→ Task description
Starting from the line containing "Serialize everything readable", give again every line through the end of the entries, word for word. Pictures stay out of the copy.

→ Listed records
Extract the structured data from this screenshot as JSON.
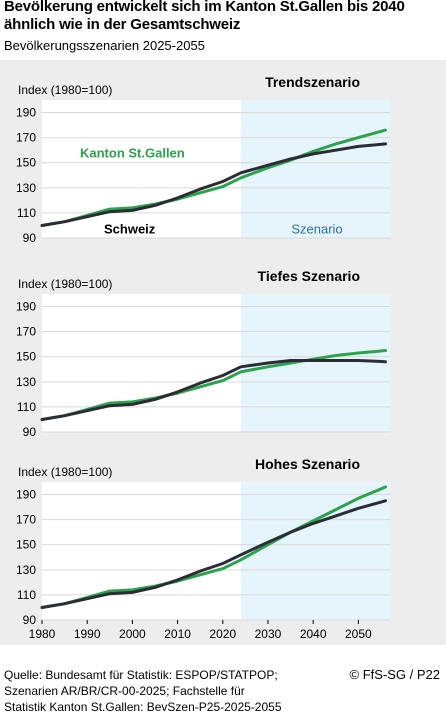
{
  "title_line1": "Bevölkerung entwickelt sich im Kanton St.Gallen bis 2040",
  "title_line2": "ähnlich wie in der Gesamtschweiz",
  "subtitle": "Bevölkerungsszenarien 2025-2055",
  "source_lines": [
    "Quelle: Bundesamt für Statistik: ESPOP/STATPOP;",
    "Szenarien AR/BR/CR-00-2025; Fachstelle für",
    "Statistik Kanton St.Gallen: BevSzen-P25-2025-2055"
  ],
  "credit": "© FfS-SG / P22",
  "colors": {
    "sg": "#2ba24c",
    "ch": "#2c2c35",
    "scenario_band": "#e6f4fb",
    "panel_bg": "#ffffff",
    "outer_bg": "#ededed",
    "grid": "#d9d9d9"
  },
  "chart_data": [
    {
      "type": "line",
      "title": "Trendszenario",
      "ylabel": "Index (1980=100)",
      "ylim": [
        90,
        200
      ],
      "yticks": [
        90,
        110,
        130,
        150,
        170,
        190
      ],
      "xlim": [
        1980,
        2057
      ],
      "scenario_start": 2024,
      "grid": true,
      "annotations": {
        "sg_label": "Kanton St.Gallen",
        "ch_label": "Schweiz",
        "scenario_label": "Szenario"
      },
      "series": [
        {
          "name": "Kanton St.Gallen",
          "color_key": "sg",
          "x": [
            1980,
            1985,
            1990,
            1995,
            2000,
            2005,
            2010,
            2015,
            2020,
            2024,
            2030,
            2035,
            2040,
            2045,
            2050,
            2056
          ],
          "y": [
            100,
            103,
            108,
            113,
            114,
            117,
            121,
            126,
            131,
            138,
            146,
            152,
            159,
            165,
            170,
            176
          ]
        },
        {
          "name": "Schweiz",
          "color_key": "ch",
          "x": [
            1980,
            1985,
            1990,
            1995,
            2000,
            2005,
            2010,
            2015,
            2020,
            2024,
            2030,
            2035,
            2040,
            2045,
            2050,
            2056
          ],
          "y": [
            100,
            103,
            107,
            111,
            112,
            116,
            122,
            129,
            135,
            142,
            148,
            153,
            157,
            160,
            163,
            165
          ]
        }
      ]
    },
    {
      "type": "line",
      "title": "Tiefes Szenario",
      "ylabel": "Index (1980=100)",
      "ylim": [
        90,
        200
      ],
      "yticks": [
        90,
        110,
        130,
        150,
        170,
        190
      ],
      "xlim": [
        1980,
        2057
      ],
      "scenario_start": 2024,
      "grid": true,
      "series": [
        {
          "name": "Kanton St.Gallen",
          "color_key": "sg",
          "x": [
            1980,
            1985,
            1990,
            1995,
            2000,
            2005,
            2010,
            2015,
            2020,
            2024,
            2030,
            2035,
            2040,
            2045,
            2050,
            2056
          ],
          "y": [
            100,
            103,
            108,
            113,
            114,
            117,
            121,
            126,
            131,
            138,
            142,
            145,
            148,
            151,
            153,
            155
          ]
        },
        {
          "name": "Schweiz",
          "color_key": "ch",
          "x": [
            1980,
            1985,
            1990,
            1995,
            2000,
            2005,
            2010,
            2015,
            2020,
            2024,
            2030,
            2035,
            2040,
            2045,
            2050,
            2056
          ],
          "y": [
            100,
            103,
            107,
            111,
            112,
            116,
            122,
            129,
            135,
            142,
            145,
            147,
            147,
            147,
            147,
            146
          ]
        }
      ]
    },
    {
      "type": "line",
      "title": "Hohes Szenario",
      "ylabel": "Index (1980=100)",
      "ylim": [
        90,
        200
      ],
      "yticks": [
        90,
        110,
        130,
        150,
        170,
        190
      ],
      "xlim": [
        1980,
        2057
      ],
      "xticks": [
        1980,
        1990,
        2000,
        2010,
        2020,
        2030,
        2040,
        2050
      ],
      "scenario_start": 2024,
      "grid": true,
      "series": [
        {
          "name": "Kanton St.Gallen",
          "color_key": "sg",
          "x": [
            1980,
            1985,
            1990,
            1995,
            2000,
            2005,
            2010,
            2015,
            2020,
            2024,
            2030,
            2035,
            2040,
            2045,
            2050,
            2056
          ],
          "y": [
            100,
            103,
            108,
            113,
            114,
            117,
            121,
            126,
            131,
            138,
            150,
            160,
            169,
            178,
            187,
            196
          ]
        },
        {
          "name": "Schweiz",
          "color_key": "ch",
          "x": [
            1980,
            1985,
            1990,
            1995,
            2000,
            2005,
            2010,
            2015,
            2020,
            2024,
            2030,
            2035,
            2040,
            2045,
            2050,
            2056
          ],
          "y": [
            100,
            103,
            107,
            111,
            112,
            116,
            122,
            129,
            135,
            142,
            152,
            160,
            167,
            173,
            179,
            185
          ]
        }
      ]
    }
  ]
}
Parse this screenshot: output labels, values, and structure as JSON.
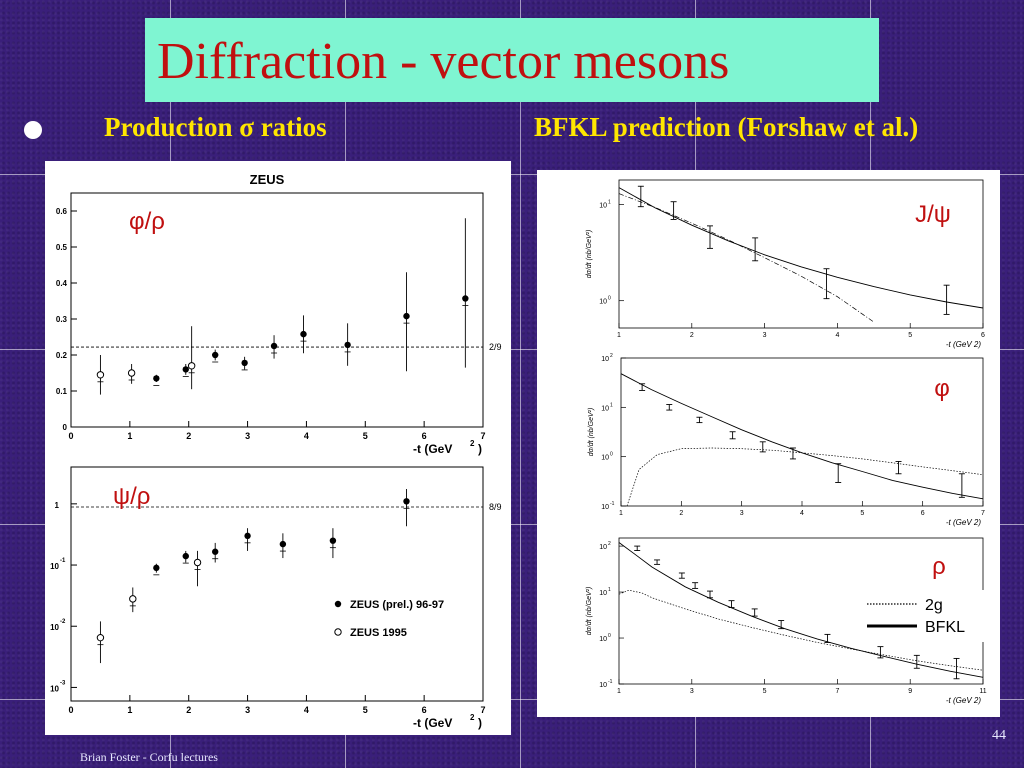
{
  "slide": {
    "title": "Diffraction - vector mesons",
    "bullet_left": "Production σ ratios",
    "bullet_right": "BFKL prediction (Forshaw et al.)",
    "footer_left": "Brian Foster - Corfu lectures",
    "page_number": "44"
  },
  "colors": {
    "title_bg": "#7ff5d2",
    "title_text": "#c01010",
    "subtitle": "#ffe600",
    "background": "#3a1f7a"
  },
  "chart_data": [
    {
      "type": "scatter",
      "title": "ZEUS",
      "label": "φ/ρ",
      "xlabel": "-t (GeV",
      "xlabel_sup": "2",
      "xlabel_end": ")",
      "xlim": [
        0,
        7
      ],
      "ylim": [
        0,
        0.65
      ],
      "xticks": [
        "0",
        "1",
        "2",
        "3",
        "4",
        "5",
        "6",
        "7"
      ],
      "yticks": [
        "0",
        "0.1",
        "0.2",
        "0.3",
        "0.4",
        "0.5",
        "0.6"
      ],
      "ref_line": {
        "y": 0.222,
        "label": "2/9"
      },
      "filled": [
        {
          "x": 1.45,
          "y": 0.135,
          "lo": 0.125,
          "hi": 0.145
        },
        {
          "x": 1.95,
          "y": 0.16,
          "lo": 0.145,
          "hi": 0.175
        },
        {
          "x": 2.45,
          "y": 0.2,
          "lo": 0.185,
          "hi": 0.215
        },
        {
          "x": 2.95,
          "y": 0.178,
          "lo": 0.16,
          "hi": 0.195
        },
        {
          "x": 3.45,
          "y": 0.225,
          "lo": 0.19,
          "hi": 0.255
        },
        {
          "x": 3.95,
          "y": 0.258,
          "lo": 0.205,
          "hi": 0.31
        },
        {
          "x": 4.7,
          "y": 0.228,
          "lo": 0.17,
          "hi": 0.288
        },
        {
          "x": 5.7,
          "y": 0.308,
          "lo": 0.155,
          "hi": 0.43
        },
        {
          "x": 6.7,
          "y": 0.357,
          "lo": 0.165,
          "hi": 0.58
        }
      ],
      "open": [
        {
          "x": 0.5,
          "y": 0.145,
          "lo": 0.09,
          "hi": 0.2
        },
        {
          "x": 1.03,
          "y": 0.15,
          "lo": 0.12,
          "hi": 0.175
        },
        {
          "x": 2.05,
          "y": 0.17,
          "lo": 0.105,
          "hi": 0.28
        }
      ]
    },
    {
      "type": "scatter",
      "label": "ψ/ρ",
      "xlabel": "-t (GeV",
      "xlabel_sup": "2",
      "xlabel_end": ")",
      "yscale": "log",
      "xlim": [
        0,
        7
      ],
      "ylim": [
        0.0006,
        4
      ],
      "xticks": [
        "0",
        "1",
        "2",
        "3",
        "4",
        "5",
        "6",
        "7"
      ],
      "yticks": [
        {
          "value": 1,
          "base": "1",
          "exp": ""
        },
        {
          "value": 0.1,
          "base": "10",
          "exp": "-1"
        },
        {
          "value": 0.01,
          "base": "10",
          "exp": "-2"
        },
        {
          "value": 0.001,
          "base": "10",
          "exp": "-3"
        }
      ],
      "ref_line": {
        "y": 0.889,
        "label": "8/9"
      },
      "legend": [
        {
          "marker": "filled",
          "label": "ZEUS (prel.) 96-97"
        },
        {
          "marker": "open",
          "label": "ZEUS 1995"
        }
      ],
      "filled": [
        {
          "x": 1.45,
          "y": 0.09,
          "lo": 0.075,
          "hi": 0.105
        },
        {
          "x": 1.95,
          "y": 0.14,
          "lo": 0.11,
          "hi": 0.17
        },
        {
          "x": 2.45,
          "y": 0.165,
          "lo": 0.11,
          "hi": 0.23
        },
        {
          "x": 3.0,
          "y": 0.3,
          "lo": 0.17,
          "hi": 0.4
        },
        {
          "x": 3.6,
          "y": 0.22,
          "lo": 0.13,
          "hi": 0.33
        },
        {
          "x": 4.45,
          "y": 0.25,
          "lo": 0.13,
          "hi": 0.4
        },
        {
          "x": 5.7,
          "y": 1.1,
          "lo": 0.43,
          "hi": 1.75
        }
      ],
      "open": [
        {
          "x": 0.5,
          "y": 0.0065,
          "lo": 0.0025,
          "hi": 0.012
        },
        {
          "x": 1.05,
          "y": 0.028,
          "lo": 0.017,
          "hi": 0.043
        },
        {
          "x": 2.15,
          "y": 0.11,
          "lo": 0.045,
          "hi": 0.17
        }
      ]
    },
    {
      "type": "line",
      "label": "J/ψ",
      "yscale": "log",
      "xlim": [
        1,
        6
      ],
      "ylim": [
        0.52,
        18
      ],
      "xticks": [
        "1",
        "2",
        "3",
        "4",
        "5",
        "6"
      ],
      "yticks": [
        {
          "value": 10,
          "base": "10",
          "exp": "1"
        },
        {
          "value": 1,
          "base": "10",
          "exp": "0"
        }
      ],
      "xlabel": "-t (GeV 2)",
      "ylabel": "dσ/dt (nb/GeV²)",
      "series": [
        {
          "style": "solid",
          "x": [
            1,
            1.5,
            2,
            2.5,
            3,
            3.5,
            4,
            4.5,
            5,
            5.5,
            6
          ],
          "y": [
            15,
            9.2,
            6.1,
            4.2,
            3.0,
            2.25,
            1.75,
            1.4,
            1.15,
            0.97,
            0.84
          ]
        },
        {
          "style": "dotdash",
          "x": [
            1,
            1.5,
            2,
            2.5,
            3,
            3.5,
            4,
            4.5
          ],
          "y": [
            13,
            9.3,
            6.4,
            4.3,
            2.8,
            1.8,
            1.1,
            0.6
          ]
        }
      ],
      "points": [
        {
          "x": 1.3,
          "y": 12,
          "lo": 9.5,
          "hi": 15.5
        },
        {
          "x": 1.75,
          "y": 8.6,
          "lo": 7,
          "hi": 10.7
        },
        {
          "x": 2.25,
          "y": 4.5,
          "lo": 3.5,
          "hi": 6
        },
        {
          "x": 2.87,
          "y": 3.4,
          "lo": 2.6,
          "hi": 4.5
        },
        {
          "x": 3.85,
          "y": 1.5,
          "lo": 1.05,
          "hi": 2.15
        },
        {
          "x": 5.5,
          "y": 0.98,
          "lo": 0.72,
          "hi": 1.45
        }
      ]
    },
    {
      "type": "line",
      "label": "φ",
      "yscale": "log",
      "xlim": [
        1,
        7
      ],
      "ylim": [
        0.1,
        100
      ],
      "xticks": [
        "1",
        "2",
        "3",
        "4",
        "5",
        "6",
        "7"
      ],
      "yticks": [
        {
          "value": 100,
          "base": "10",
          "exp": "2"
        },
        {
          "value": 10,
          "base": "10",
          "exp": "1"
        },
        {
          "value": 1,
          "base": "10",
          "exp": "0"
        },
        {
          "value": 0.1,
          "base": "10",
          "exp": "-1"
        }
      ],
      "xlabel": "-t (GeV 2)",
      "ylabel": "dσ/dt (nb/GeV²)",
      "series": [
        {
          "style": "solid",
          "x": [
            1,
            1.5,
            2,
            2.5,
            3,
            3.5,
            4,
            4.5,
            5,
            5.5,
            6,
            6.5,
            7
          ],
          "y": [
            48,
            23,
            12,
            6.5,
            3.5,
            2.0,
            1.2,
            0.75,
            0.5,
            0.33,
            0.24,
            0.18,
            0.14
          ]
        },
        {
          "style": "dotted",
          "x": [
            1.1,
            1.3,
            1.6,
            2,
            2.5,
            3,
            3.5,
            4,
            4.5,
            5,
            5.5,
            6,
            6.5,
            7
          ],
          "y": [
            0.1,
            0.55,
            1.1,
            1.45,
            1.5,
            1.45,
            1.35,
            1.2,
            1.05,
            0.9,
            0.75,
            0.62,
            0.52,
            0.43
          ]
        }
      ],
      "points": [
        {
          "x": 1.35,
          "y": 26,
          "lo": 22,
          "hi": 30
        },
        {
          "x": 1.8,
          "y": 10,
          "lo": 8.8,
          "hi": 11.4
        },
        {
          "x": 2.3,
          "y": 5.6,
          "lo": 4.9,
          "hi": 6.3
        },
        {
          "x": 2.85,
          "y": 2.7,
          "lo": 2.3,
          "hi": 3.2
        },
        {
          "x": 3.35,
          "y": 1.6,
          "lo": 1.25,
          "hi": 2.0
        },
        {
          "x": 3.85,
          "y": 1.15,
          "lo": 0.9,
          "hi": 1.5
        },
        {
          "x": 4.6,
          "y": 0.5,
          "lo": 0.3,
          "hi": 0.72
        },
        {
          "x": 5.6,
          "y": 0.6,
          "lo": 0.45,
          "hi": 0.8
        },
        {
          "x": 6.65,
          "y": 0.32,
          "lo": 0.15,
          "hi": 0.45
        }
      ]
    },
    {
      "type": "line",
      "label": "ρ",
      "yscale": "log",
      "xlim": [
        1,
        12
      ],
      "ylim": [
        0.1,
        150
      ],
      "xticks": [
        "1",
        "3",
        "5",
        "7",
        "9",
        "11"
      ],
      "yticks": [
        {
          "value": 100,
          "base": "10",
          "exp": "2"
        },
        {
          "value": 10,
          "base": "10",
          "exp": "1"
        },
        {
          "value": 1,
          "base": "10",
          "exp": "0"
        },
        {
          "value": 0.1,
          "base": "10",
          "exp": "-1"
        }
      ],
      "xlabel": "-t (GeV 2)",
      "ylabel": "dσ/dt (nb/GeV²)",
      "legend": [
        {
          "style": "dotted",
          "label": "2g"
        },
        {
          "style": "solid",
          "label": "BFKL"
        }
      ],
      "series": [
        {
          "style": "solid",
          "x": [
            1,
            1.5,
            2,
            3,
            4,
            5,
            6,
            7,
            8,
            9,
            10,
            11,
            12
          ],
          "y": [
            120,
            65,
            35,
            13,
            6,
            3,
            1.6,
            0.95,
            0.6,
            0.4,
            0.27,
            0.19,
            0.14
          ]
        },
        {
          "style": "dotted",
          "x": [
            1,
            1.3,
            1.7,
            2,
            3,
            4,
            5,
            6,
            7,
            8,
            9,
            10,
            11,
            12
          ],
          "y": [
            9,
            11,
            9.5,
            7.5,
            4.3,
            2.6,
            1.7,
            1.15,
            0.8,
            0.58,
            0.43,
            0.32,
            0.25,
            0.2
          ]
        }
      ],
      "points": [
        {
          "x": 1.55,
          "y": 90,
          "lo": 80,
          "hi": 100
        },
        {
          "x": 2.15,
          "y": 45,
          "lo": 40,
          "hi": 50
        },
        {
          "x": 2.9,
          "y": 23,
          "lo": 20,
          "hi": 26
        },
        {
          "x": 3.3,
          "y": 14,
          "lo": 12,
          "hi": 16
        },
        {
          "x": 3.75,
          "y": 9,
          "lo": 7.5,
          "hi": 10.5
        },
        {
          "x": 4.4,
          "y": 5.5,
          "lo": 4.6,
          "hi": 6.5
        },
        {
          "x": 5.1,
          "y": 3.6,
          "lo": 3.0,
          "hi": 4.3
        },
        {
          "x": 5.9,
          "y": 2.0,
          "lo": 1.6,
          "hi": 2.4
        },
        {
          "x": 7.3,
          "y": 1.0,
          "lo": 0.8,
          "hi": 1.2
        },
        {
          "x": 8.9,
          "y": 0.5,
          "lo": 0.37,
          "hi": 0.65
        },
        {
          "x": 10.0,
          "y": 0.32,
          "lo": 0.22,
          "hi": 0.42
        },
        {
          "x": 11.2,
          "y": 0.22,
          "lo": 0.13,
          "hi": 0.36
        }
      ]
    }
  ]
}
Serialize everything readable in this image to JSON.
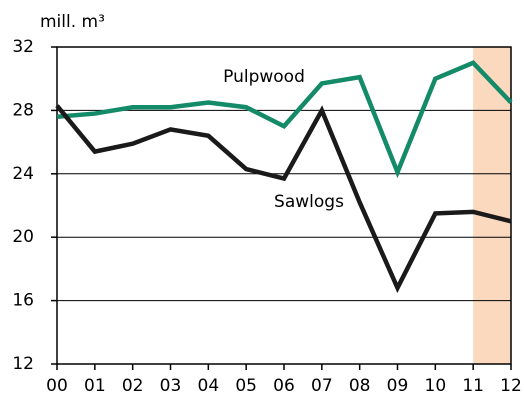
{
  "chart_data": {
    "type": "line",
    "y_axis_label": "mill. m³",
    "categories": [
      "00",
      "01",
      "02",
      "03",
      "04",
      "05",
      "06",
      "07",
      "08",
      "09",
      "10",
      "11",
      "12"
    ],
    "series": [
      {
        "name": "Pulpwood",
        "color": "#138a68",
        "values": [
          27.6,
          27.8,
          28.2,
          28.2,
          28.5,
          28.2,
          27.0,
          29.7,
          30.1,
          24.1,
          30.0,
          31.0,
          28.5
        ]
      },
      {
        "name": "Sawlogs",
        "color": "#1a1a1a",
        "values": [
          28.3,
          25.4,
          25.9,
          26.8,
          26.4,
          24.3,
          23.7,
          28.0,
          22.2,
          16.8,
          21.5,
          21.6,
          21.0
        ]
      }
    ],
    "ylim": [
      12,
      32
    ],
    "yticks": [
      12,
      16,
      20,
      24,
      28,
      32
    ],
    "grid": true,
    "highlight_range": [
      "11",
      "12"
    ],
    "highlight_color": "#fad9bf"
  }
}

→ Reply to the exercise
Serialize everything readable in this image to JSON.
{
  "chart_data": {
    "type": "line",
    "y_axis_label": "mill. m³",
    "categories": [
      "00",
      "01",
      "02",
      "03",
      "04",
      "05",
      "06",
      "07",
      "08",
      "09",
      "10",
      "11",
      "12"
    ],
    "series": [
      {
        "name": "Pulpwood",
        "color": "#138a68",
        "values": [
          27.6,
          27.8,
          28.2,
          28.2,
          28.5,
          28.2,
          27.0,
          29.7,
          30.1,
          24.1,
          30.0,
          31.0,
          28.5
        ]
      },
      {
        "name": "Sawlogs",
        "color": "#1a1a1a",
        "values": [
          28.3,
          25.4,
          25.9,
          26.8,
          26.4,
          24.3,
          23.7,
          28.0,
          22.2,
          16.8,
          21.5,
          21.6,
          21.0
        ]
      }
    ],
    "ylim": [
      12,
      32
    ],
    "yticks": [
      12,
      16,
      20,
      24,
      28,
      32
    ],
    "grid": true,
    "highlight_range": [
      "11",
      "12"
    ],
    "highlight_color": "#fad9bf"
  }
}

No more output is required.